Write out the full listing exactly as given, minus the images.
### Task data ###
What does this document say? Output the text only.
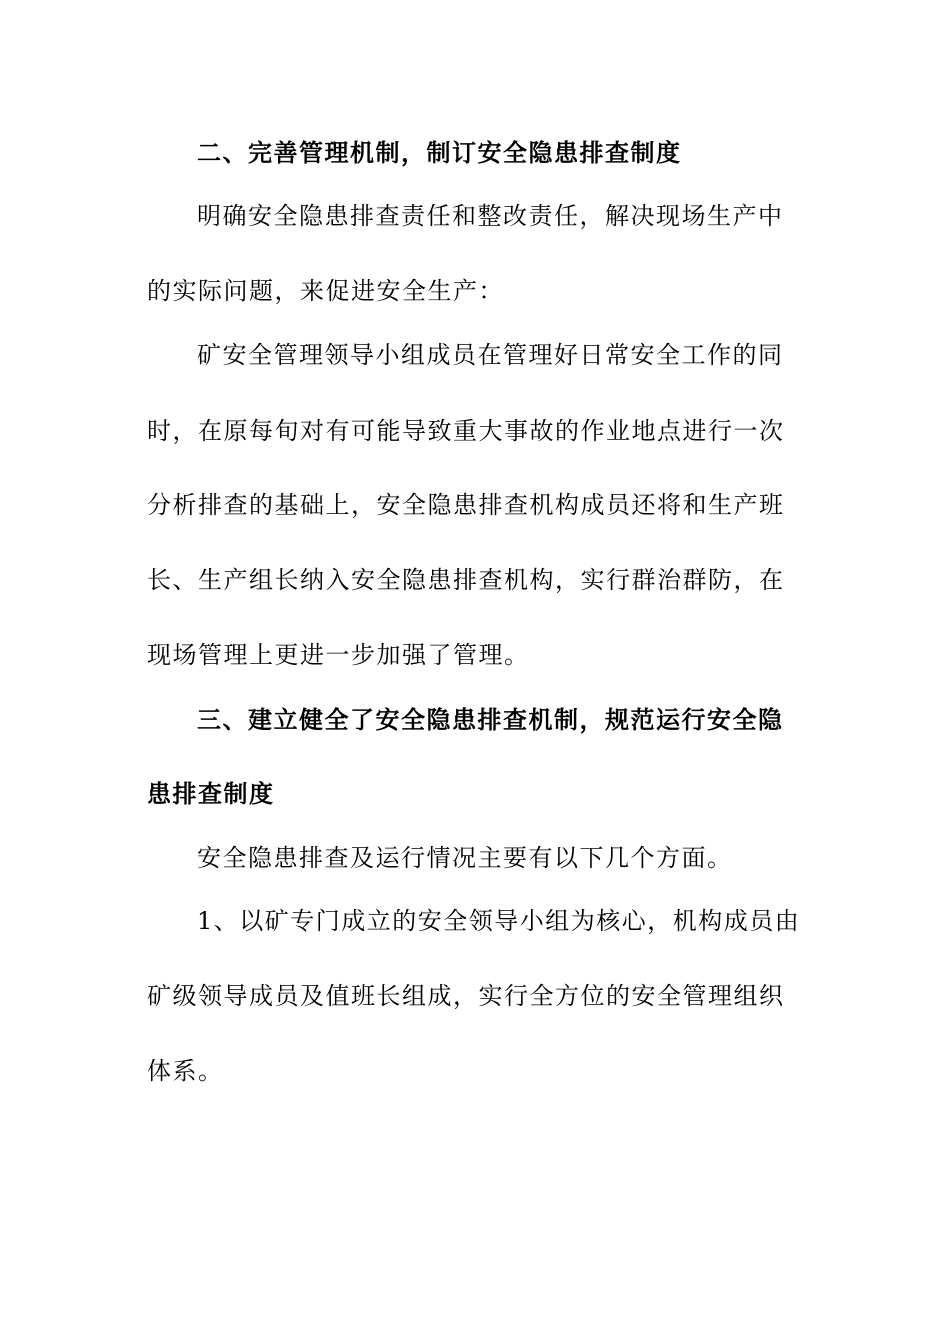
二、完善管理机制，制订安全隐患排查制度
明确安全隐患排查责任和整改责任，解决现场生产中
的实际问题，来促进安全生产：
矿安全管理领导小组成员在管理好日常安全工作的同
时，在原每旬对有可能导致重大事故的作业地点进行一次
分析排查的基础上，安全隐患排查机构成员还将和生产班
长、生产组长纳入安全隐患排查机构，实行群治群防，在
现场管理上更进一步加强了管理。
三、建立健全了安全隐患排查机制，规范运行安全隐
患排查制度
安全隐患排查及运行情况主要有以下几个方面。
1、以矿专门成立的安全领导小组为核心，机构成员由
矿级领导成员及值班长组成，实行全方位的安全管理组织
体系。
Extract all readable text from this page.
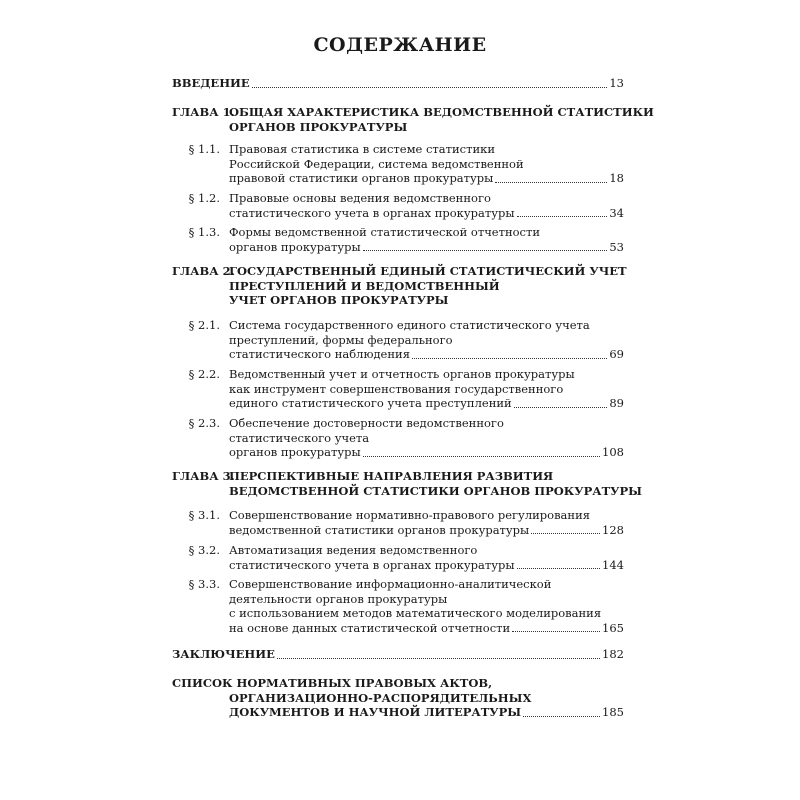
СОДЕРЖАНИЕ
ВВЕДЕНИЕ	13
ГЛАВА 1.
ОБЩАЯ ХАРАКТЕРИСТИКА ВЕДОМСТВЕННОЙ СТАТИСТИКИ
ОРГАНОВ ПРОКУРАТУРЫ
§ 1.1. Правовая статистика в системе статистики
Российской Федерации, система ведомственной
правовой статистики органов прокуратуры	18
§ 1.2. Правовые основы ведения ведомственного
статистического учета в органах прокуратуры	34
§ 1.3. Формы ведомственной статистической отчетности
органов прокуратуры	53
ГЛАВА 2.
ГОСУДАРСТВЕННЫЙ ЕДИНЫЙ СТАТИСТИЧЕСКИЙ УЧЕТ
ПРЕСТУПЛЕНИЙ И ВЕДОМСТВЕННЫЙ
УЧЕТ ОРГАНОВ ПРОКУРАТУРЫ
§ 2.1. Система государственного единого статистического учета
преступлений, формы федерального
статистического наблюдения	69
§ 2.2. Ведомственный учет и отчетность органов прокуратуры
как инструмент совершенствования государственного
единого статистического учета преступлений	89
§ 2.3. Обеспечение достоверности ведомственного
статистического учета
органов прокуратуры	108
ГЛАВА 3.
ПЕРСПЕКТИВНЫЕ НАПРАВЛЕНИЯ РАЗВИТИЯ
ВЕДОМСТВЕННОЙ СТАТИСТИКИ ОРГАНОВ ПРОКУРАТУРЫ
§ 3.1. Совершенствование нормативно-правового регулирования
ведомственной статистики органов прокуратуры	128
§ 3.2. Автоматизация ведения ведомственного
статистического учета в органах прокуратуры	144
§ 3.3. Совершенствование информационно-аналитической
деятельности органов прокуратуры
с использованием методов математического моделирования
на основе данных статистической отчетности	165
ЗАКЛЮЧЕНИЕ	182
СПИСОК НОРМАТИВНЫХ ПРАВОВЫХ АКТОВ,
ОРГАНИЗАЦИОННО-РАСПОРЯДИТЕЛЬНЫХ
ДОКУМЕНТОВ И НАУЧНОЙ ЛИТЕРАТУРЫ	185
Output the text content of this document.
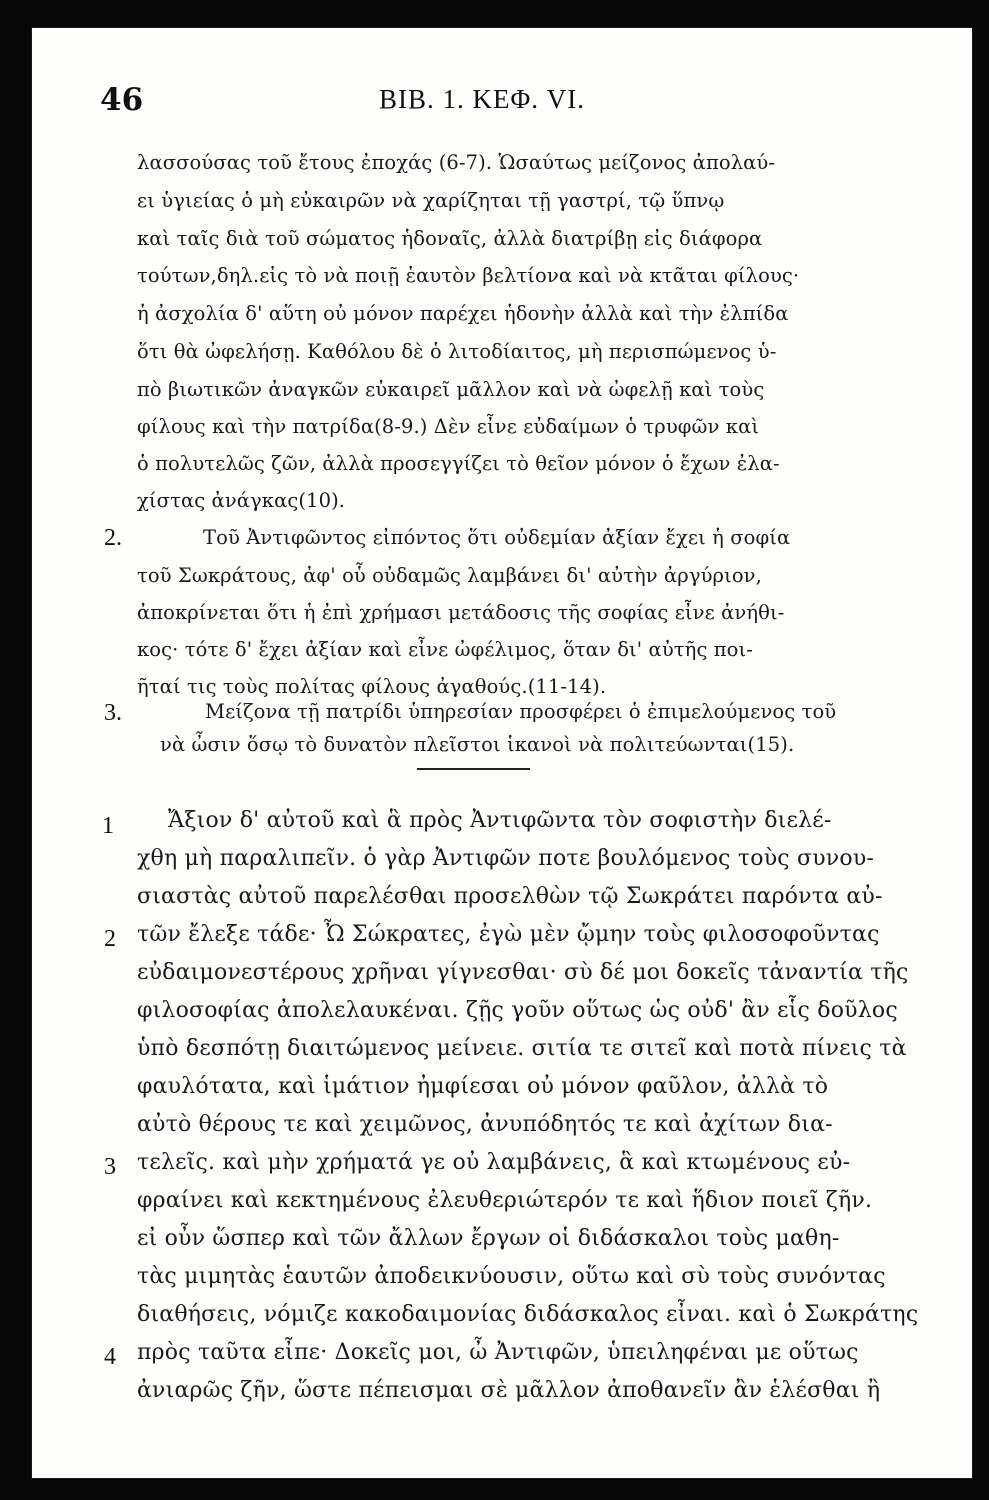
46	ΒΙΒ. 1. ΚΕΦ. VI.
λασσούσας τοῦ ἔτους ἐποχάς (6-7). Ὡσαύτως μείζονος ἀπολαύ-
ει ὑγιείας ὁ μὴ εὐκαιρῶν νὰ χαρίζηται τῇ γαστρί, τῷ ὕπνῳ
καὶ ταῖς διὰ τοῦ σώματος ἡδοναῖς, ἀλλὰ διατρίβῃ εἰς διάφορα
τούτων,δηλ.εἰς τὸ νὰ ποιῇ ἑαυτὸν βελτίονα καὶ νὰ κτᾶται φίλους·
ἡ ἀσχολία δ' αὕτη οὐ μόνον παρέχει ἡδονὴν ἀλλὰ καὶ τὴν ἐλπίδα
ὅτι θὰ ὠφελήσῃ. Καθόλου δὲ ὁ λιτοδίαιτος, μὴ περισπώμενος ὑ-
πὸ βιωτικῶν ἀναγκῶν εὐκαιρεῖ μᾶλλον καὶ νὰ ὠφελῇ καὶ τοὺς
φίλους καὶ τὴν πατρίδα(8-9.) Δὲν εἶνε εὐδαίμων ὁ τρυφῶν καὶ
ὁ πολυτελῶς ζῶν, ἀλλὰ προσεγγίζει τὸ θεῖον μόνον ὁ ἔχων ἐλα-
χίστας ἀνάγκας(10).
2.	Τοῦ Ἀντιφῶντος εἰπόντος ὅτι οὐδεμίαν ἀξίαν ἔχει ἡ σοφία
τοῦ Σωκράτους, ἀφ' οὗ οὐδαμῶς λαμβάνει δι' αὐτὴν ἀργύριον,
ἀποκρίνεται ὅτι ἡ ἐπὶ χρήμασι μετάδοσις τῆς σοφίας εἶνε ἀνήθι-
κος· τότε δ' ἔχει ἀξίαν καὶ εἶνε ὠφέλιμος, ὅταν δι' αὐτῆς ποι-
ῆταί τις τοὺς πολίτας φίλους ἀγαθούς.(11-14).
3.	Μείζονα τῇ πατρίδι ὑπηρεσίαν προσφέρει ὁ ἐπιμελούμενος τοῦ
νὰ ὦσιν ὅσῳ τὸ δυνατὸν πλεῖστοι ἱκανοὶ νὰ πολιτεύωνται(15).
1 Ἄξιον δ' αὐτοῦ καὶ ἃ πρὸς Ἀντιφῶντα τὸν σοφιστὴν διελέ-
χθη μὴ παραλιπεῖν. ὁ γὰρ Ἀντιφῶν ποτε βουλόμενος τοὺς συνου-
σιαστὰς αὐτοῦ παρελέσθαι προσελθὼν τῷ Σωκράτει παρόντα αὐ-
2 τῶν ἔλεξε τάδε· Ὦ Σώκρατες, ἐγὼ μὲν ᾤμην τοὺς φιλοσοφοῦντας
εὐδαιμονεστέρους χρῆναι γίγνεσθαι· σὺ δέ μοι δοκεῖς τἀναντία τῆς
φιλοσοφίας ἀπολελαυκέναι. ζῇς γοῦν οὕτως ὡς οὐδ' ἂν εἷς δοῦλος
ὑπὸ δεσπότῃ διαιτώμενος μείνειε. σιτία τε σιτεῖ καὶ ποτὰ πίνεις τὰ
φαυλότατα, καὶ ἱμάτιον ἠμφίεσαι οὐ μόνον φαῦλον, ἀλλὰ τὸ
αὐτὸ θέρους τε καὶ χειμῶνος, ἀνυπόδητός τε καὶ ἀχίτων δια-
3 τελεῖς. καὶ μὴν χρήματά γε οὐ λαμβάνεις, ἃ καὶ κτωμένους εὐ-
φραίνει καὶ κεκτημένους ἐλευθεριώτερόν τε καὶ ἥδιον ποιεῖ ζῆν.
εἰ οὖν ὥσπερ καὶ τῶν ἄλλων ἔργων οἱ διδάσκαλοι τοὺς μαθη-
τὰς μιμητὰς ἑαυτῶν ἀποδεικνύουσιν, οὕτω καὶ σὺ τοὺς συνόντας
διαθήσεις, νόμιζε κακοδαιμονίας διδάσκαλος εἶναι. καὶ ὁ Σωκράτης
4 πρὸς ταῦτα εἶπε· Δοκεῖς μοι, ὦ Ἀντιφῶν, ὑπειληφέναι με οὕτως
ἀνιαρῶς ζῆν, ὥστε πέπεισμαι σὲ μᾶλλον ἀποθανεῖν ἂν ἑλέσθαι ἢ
###
**Result of this exercise**
What does this document say? Output the text only.
二、完善管理机制，制订安全隐患排查制度
明确安全隐患排查责任和整改责任，解决现场生产中
的实际问题，来促进安全生产：
矿安全管理领导小组成员在管理好日常安全工作的同
时，在原每旬对有可能导致重大事故的作业地点进行一次
分析排查的基础上，安全隐患排查机构成员还将和生产班
长、生产组长纳入安全隐患排查机构，实行群治群防，在
现场管理上更进一步加强了管理。
三、建立健全了安全隐患排查机制，规范运行安全隐
患排查制度
安全隐患排查及运行情况主要有以下几个方面。
1、以矿专门成立的安全领导小组为核心，机构成员由
矿级领导成员及值班长组成，实行全方位的安全管理组织
体系。
Extract all readable text from this page.
СОДЕРЖАНИЕ
ВВЕДЕНИЕ	13
ГЛАВА 1.
ОБЩАЯ ХАРАКТЕРИСТИКА ВЕДОМСТВЕННОЙ СТАТИСТИКИ
ОРГАНОВ ПРОКУРАТУРЫ
§ 1.1. Правовая статистика в системе статистики
Российской Федерации, система ведомственной
правовой статистики органов прокуратуры	18
§ 1.2. Правовые основы ведения ведомственного
статистического учета в органах прокуратуры	34
§ 1.3. Формы ведомственной статистической отчетности
органов прокуратуры	53
ГЛАВА 2.
ГОСУДАРСТВЕННЫЙ ЕДИНЫЙ СТАТИСТИЧЕСКИЙ УЧЕТ
ПРЕСТУПЛЕНИЙ И ВЕДОМСТВЕННЫЙ
УЧЕТ ОРГАНОВ ПРОКУРАТУРЫ
§ 2.1. Система государственного единого статистического учета
преступлений, формы федерального
статистического наблюдения	69
§ 2.2. Ведомственный учет и отчетность органов прокуратуры
как инструмент совершенствования государственного
единого статистического учета преступлений	89
§ 2.3. Обеспечение достоверности ведомственного
статистического учета
органов прокуратуры	108
ГЛАВА 3.
ПЕРСПЕКТИВНЫЕ НАПРАВЛЕНИЯ РАЗВИТИЯ
ВЕДОМСТВЕННОЙ СТАТИСТИКИ ОРГАНОВ ПРОКУРАТУРЫ
§ 3.1. Совершенствование нормативно-правового регулирования
ведомственной статистики органов прокуратуры	128
§ 3.2. Автоматизация ведения ведомственного
статистического учета в органах прокуратуры	144
§ 3.3. Совершенствование информационно-аналитической
деятельности органов прокуратуры
с использованием методов математического моделирования
на основе данных статистической отчетности	165
ЗАКЛЮЧЕНИЕ	182
СПИСОК НОРМАТИВНЫХ ПРАВОВЫХ АКТОВ,
ОРГАНИЗАЦИОННО-РАСПОРЯДИТЕЛЬНЫХ
ДОКУМЕНТОВ И НАУЧНОЙ ЛИТЕРАТУРЫ	185
Output the text content of this document.
46	ΒΙΒ. 1. ΚΕΦ. VI.
λασσούσας τοῦ ἔτους ἐποχάς (6-7). Ὡσαύτως μείζονος ἀπολαύ-
ει ὑγιείας ὁ μὴ εὐκαιρῶν νὰ χαρίζηται τῇ γαστρί, τῷ ὕπνῳ
καὶ ταῖς διὰ τοῦ σώματος ἡδοναῖς, ἀλλὰ διατρίβῃ εἰς διάφορα
τούτων,δηλ.εἰς τὸ νὰ ποιῇ ἑαυτὸν βελτίονα καὶ νὰ κτᾶται φίλους·
ἡ ἀσχολία δ' αὕτη οὐ μόνον παρέχει ἡδονὴν ἀλλὰ καὶ τὴν ἐλπίδα
ὅτι θὰ ὠφελήσῃ. Καθόλου δὲ ὁ λιτοδίαιτος, μὴ περισπώμενος ὑ-
πὸ βιωτικῶν ἀναγκῶν εὐκαιρεῖ μᾶλλον καὶ νὰ ὠφελῇ καὶ τοὺς
φίλους καὶ τὴν πατρίδα(8-9.) Δὲν εἶνε εὐδαίμων ὁ τρυφῶν καὶ
ὁ πολυτελῶς ζῶν, ἀλλὰ προσεγγίζει τὸ θεῖον μόνον ὁ ἔχων ἐλα-
χίστας ἀνάγκας(10).
2.	Τοῦ Ἀντιφῶντος εἰπόντος ὅτι οὐδεμίαν ἀξίαν ἔχει ἡ σοφία
τοῦ Σωκράτους, ἀφ' οὗ οὐδαμῶς λαμβάνει δι' αὐτὴν ἀργύριον,
ἀποκρίνεται ὅτι ἡ ἐπὶ χρήμασι μετάδοσις τῆς σοφίας εἶνε ἀνήθι-
κος· τότε δ' ἔχει ἀξίαν καὶ εἶνε ὠφέλιμος, ὅταν δι' αὐτῆς ποι-
ῆταί τις τοὺς πολίτας φίλους ἀγαθούς.(11-14).
3.	Μείζονα τῇ πατρίδι ὑπηρεσίαν προσφέρει ὁ ἐπιμελούμενος τοῦ
νὰ ὦσιν ὅσῳ τὸ δυνατὸν πλεῖστοι ἱκανοὶ νὰ πολιτεύωνται(15).
1 Ἄξιον δ' αὐτοῦ καὶ ἃ πρὸς Ἀντιφῶντα τὸν σοφιστὴν διελέ-
χθη μὴ παραλιπεῖν. ὁ γὰρ Ἀντιφῶν ποτε βουλόμενος τοὺς συνου-
σιαστὰς αὐτοῦ παρελέσθαι προσελθὼν τῷ Σωκράτει παρόντα αὐ-
2 τῶν ἔλεξε τάδε· Ὦ Σώκρατες, ἐγὼ μὲν ᾤμην τοὺς φιλοσοφοῦντας
εὐδαιμονεστέρους χρῆναι γίγνεσθαι· σὺ δέ μοι δοκεῖς τἀναντία τῆς
φιλοσοφίας ἀπολελαυκέναι. ζῇς γοῦν οὕτως ὡς οὐδ' ἂν εἷς δοῦλος
ὑπὸ δεσπότῃ διαιτώμενος μείνειε. σιτία τε σιτεῖ καὶ ποτὰ πίνεις τὰ
φαυλότατα, καὶ ἱμάτιον ἠμφίεσαι οὐ μόνον φαῦλον, ἀλλὰ τὸ
αὐτὸ θέρους τε καὶ χειμῶνος, ἀνυπόδητός τε καὶ ἀχίτων δια-
3 τελεῖς. καὶ μὴν χρήματά γε οὐ λαμβάνεις, ἃ καὶ κτωμένους εὐ-
φραίνει καὶ κεκτημένους ἐλευθεριώτερόν τε καὶ ἥδιον ποιεῖ ζῆν.
εἰ οὖν ὥσπερ καὶ τῶν ἄλλων ἔργων οἱ διδάσκαλοι τοὺς μαθη-
τὰς μιμητὰς ἑαυτῶν ἀποδεικνύουσιν, οὕτω καὶ σὺ τοὺς συνόντας
διαθήσεις, νόμιζε κακοδαιμονίας διδάσκαλος εἶναι. καὶ ὁ Σωκράτης
4 πρὸς ταῦτα εἶπε· Δοκεῖς μοι, ὦ Ἀντιφῶν, ὑπειληφέναι με οὕτως
ἀνιαρῶς ζῆν, ὥστε πέπεισμαι σὲ μᾶλλον ἀποθανεῖν ἂν ἑλέσθαι ἢ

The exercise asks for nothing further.